Given request ▸
Retype the whole listing, please, keeping every line exact and dropping the pictures.

Input for this task ▸

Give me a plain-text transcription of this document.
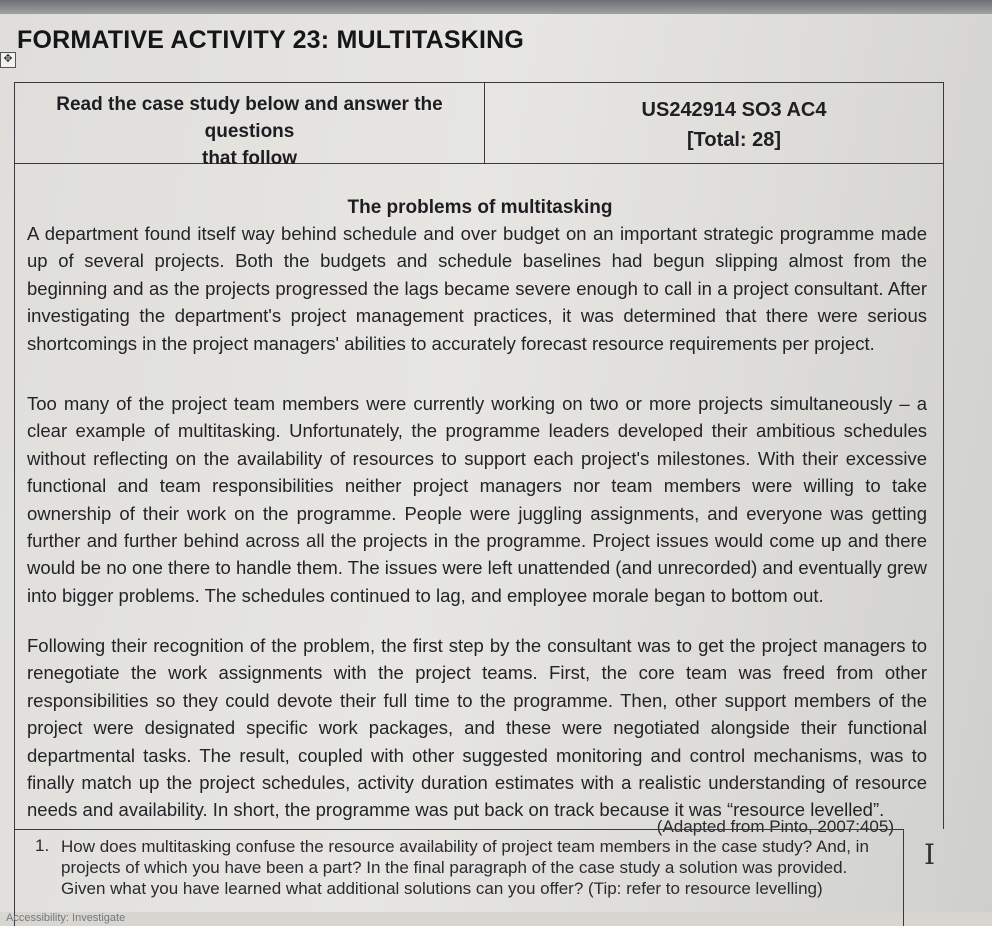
FORMATIVE ACTIVITY 23: MULTITASKING
✥
Read the case study below and answer the questions
that follow
US242914 SO3 AC4
[Total: 28]
The problems of multitasking
A department found itself way behind schedule and over budget on an important strategic programme made up of several projects. Both the budgets and schedule baselines had begun slipping almost from the beginning and as the projects progressed the lags became severe enough to call in a project consultant. After investigating the department's project management practices, it was determined that there were serious shortcomings in the project managers' abilities to accurately forecast resource requirements per project.
Too many of the project team members were currently working on two or more projects simultaneously – a clear example of multitasking. Unfortunately, the programme leaders developed their ambitious schedules without reflecting on the availability of resources to support each project's milestones. With their excessive functional and team responsibilities neither project managers nor team members were willing to take ownership of their work on the programme. People were juggling assignments, and everyone was getting further and further behind across all the projects in the programme. Project issues would come up and there would be no one there to handle them. The issues were left unattended (and unrecorded) and eventually grew into bigger problems. The schedules continued to lag, and employee morale began to bottom out.
Following their recognition of the problem, the first step by the consultant was to get the project managers to renegotiate the work assignments with the project teams. First, the core team was freed from other responsibilities so they could devote their full time to the programme. Then, other support members of the project were designated specific work packages, and these were negotiated alongside their functional departmental tasks. The result, coupled with other suggested monitoring and control mechanisms, was to finally match up the project schedules, activity duration estimates with a realistic understanding of resource needs and availability. In short, the programme was put back on track because it was “resource levelled”.
(Adapted from Pinto, 2007:405)
1. How does multitasking confuse the resource availability of project team members in the case study? And, in projects of which you have been a part? In the final paragraph of the case study a solution was provided. Given what you have learned what additional solutions can you offer? (Tip: refer to resource levelling)
I
Accessibility: Investigate
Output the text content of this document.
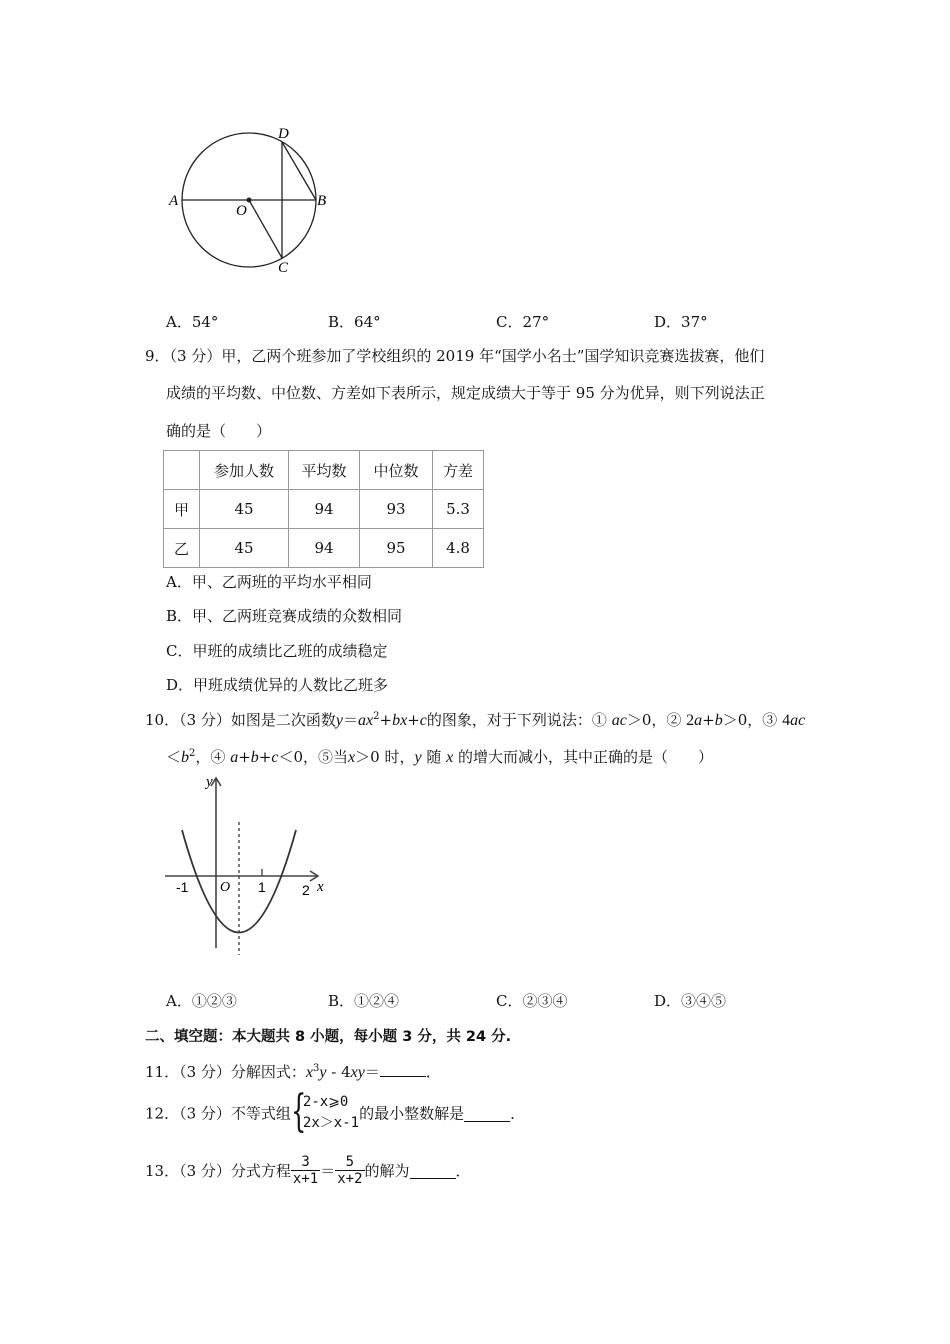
A	B
C
D
O
A．54°	B．64°	C．27°	D．37°
9．（3 分）甲，乙两个班参加了学校组织的 2019 年“国学小名士”国学知识竞赛选拔赛，他们
成绩的平均数、中位数、方差如下表所示，规定成绩大于等于 95 分为优异，则下列说法正
确的是（　　）
	参加人数	平均数	中位数	方差
甲	45	94	93	5.3
乙	45	94	95	4.8
A．甲、乙两班的平均水平相同
B．甲、乙两班竞赛成绩的众数相同
C．甲班的成绩比乙班的成绩稳定
D．甲班成绩优异的人数比乙班多
10．（3 分）如图是二次函数$y=ax^2+bx+c$的图象，对于下列说法：① ac＞0，② 2a+b＞0，③ 4ac
$<b^2$，④ a+b+c＜0，⑤当x＞0 时，y 随 x 的增大而减小，其中正确的是（　　）
y
x
O
-1	1	2
A．①②③	B．①②④	C．②③④	D．③④⑤
二、填空题：本大题共 8 小题，每小题 3 分，共 24 分.
11．（3 分）分解因式：$x^3y - 4xy=$	．
12．（3 分）不等式组 {
2-x⩾0
2x＞x-1
的最小整数解是	．
13．（3 分）分式方程 $\frac{3}{x+1} = \frac{5}{x+2}$ 的解为	．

Result ▸
Give me a plain-text transcription of this document.
FORMATIVE ACTIVITY 23: MULTITASKING
✥
Read the case study below and answer the questions
that follow
US242914 SO3 AC4
[Total: 28]
The problems of multitasking
A department found itself way behind schedule and over budget on an important strategic programme made up of several projects. Both the budgets and schedule baselines had begun slipping almost from the beginning and as the projects progressed the lags became severe enough to call in a project consultant. After investigating the department's project management practices, it was determined that there were serious shortcomings in the project managers' abilities to accurately forecast resource requirements per project.
Too many of the project team members were currently working on two or more projects simultaneously – a clear example of multitasking. Unfortunately, the programme leaders developed their ambitious schedules without reflecting on the availability of resources to support each project's milestones. With their excessive functional and team responsibilities neither project managers nor team members were willing to take ownership of their work on the programme. People were juggling assignments, and everyone was getting further and further behind across all the projects in the programme. Project issues would come up and there would be no one there to handle them. The issues were left unattended (and unrecorded) and eventually grew into bigger problems. The schedules continued to lag, and employee morale began to bottom out.
Following their recognition of the problem, the first step by the consultant was to get the project managers to renegotiate the work assignments with the project teams. First, the core team was freed from other responsibilities so they could devote their full time to the programme. Then, other support members of the project were designated specific work packages, and these were negotiated alongside their functional departmental tasks. The result, coupled with other suggested monitoring and control mechanisms, was to finally match up the project schedules, activity duration estimates with a realistic understanding of resource needs and availability. In short, the programme was put back on track because it was “resource levelled”.
(Adapted from Pinto, 2007:405)
1. How does multitasking confuse the resource availability of project team members in the case study? And, in projects of which you have been a part? In the final paragraph of the case study a solution was provided. Given what you have learned what additional solutions can you offer? (Tip: refer to resource levelling)
I
Accessibility: Investigate
Output the text content of this document.
A	B
C
D
O
A．54°	B．64°	C．27°	D．37°
9．（3 分）甲，乙两个班参加了学校组织的 2019 年“国学小名士”国学知识竞赛选拔赛，他们
成绩的平均数、中位数、方差如下表所示，规定成绩大于等于 95 分为优异，则下列说法正
确的是（　　）
	参加人数	平均数	中位数	方差
甲	45	94	93	5.3
乙	45	94	95	4.8
A．甲、乙两班的平均水平相同
B．甲、乙两班竞赛成绩的众数相同
C．甲班的成绩比乙班的成绩稳定
D．甲班成绩优异的人数比乙班多
10．（3 分）如图是二次函数$y=ax^2+bx+c$的图象，对于下列说法：① ac＞0，② 2a+b＞0，③ 4ac
$<b^2$，④ a+b+c＜0，⑤当x＞0 时，y 随 x 的增大而减小，其中正确的是（　　）
y
x
O
-1	1	2
A．①②③	B．①②④	C．②③④	D．③④⑤
二、填空题：本大题共 8 小题，每小题 3 分，共 24 分.
11．（3 分）分解因式：$x^3y - 4xy=$	．
12．（3 分）不等式组 {
2-x⩾0
2x＞x-1
的最小整数解是	．
13．（3 分）分式方程 $\frac{3}{x+1} = \frac{5}{x+2}$ 的解为	．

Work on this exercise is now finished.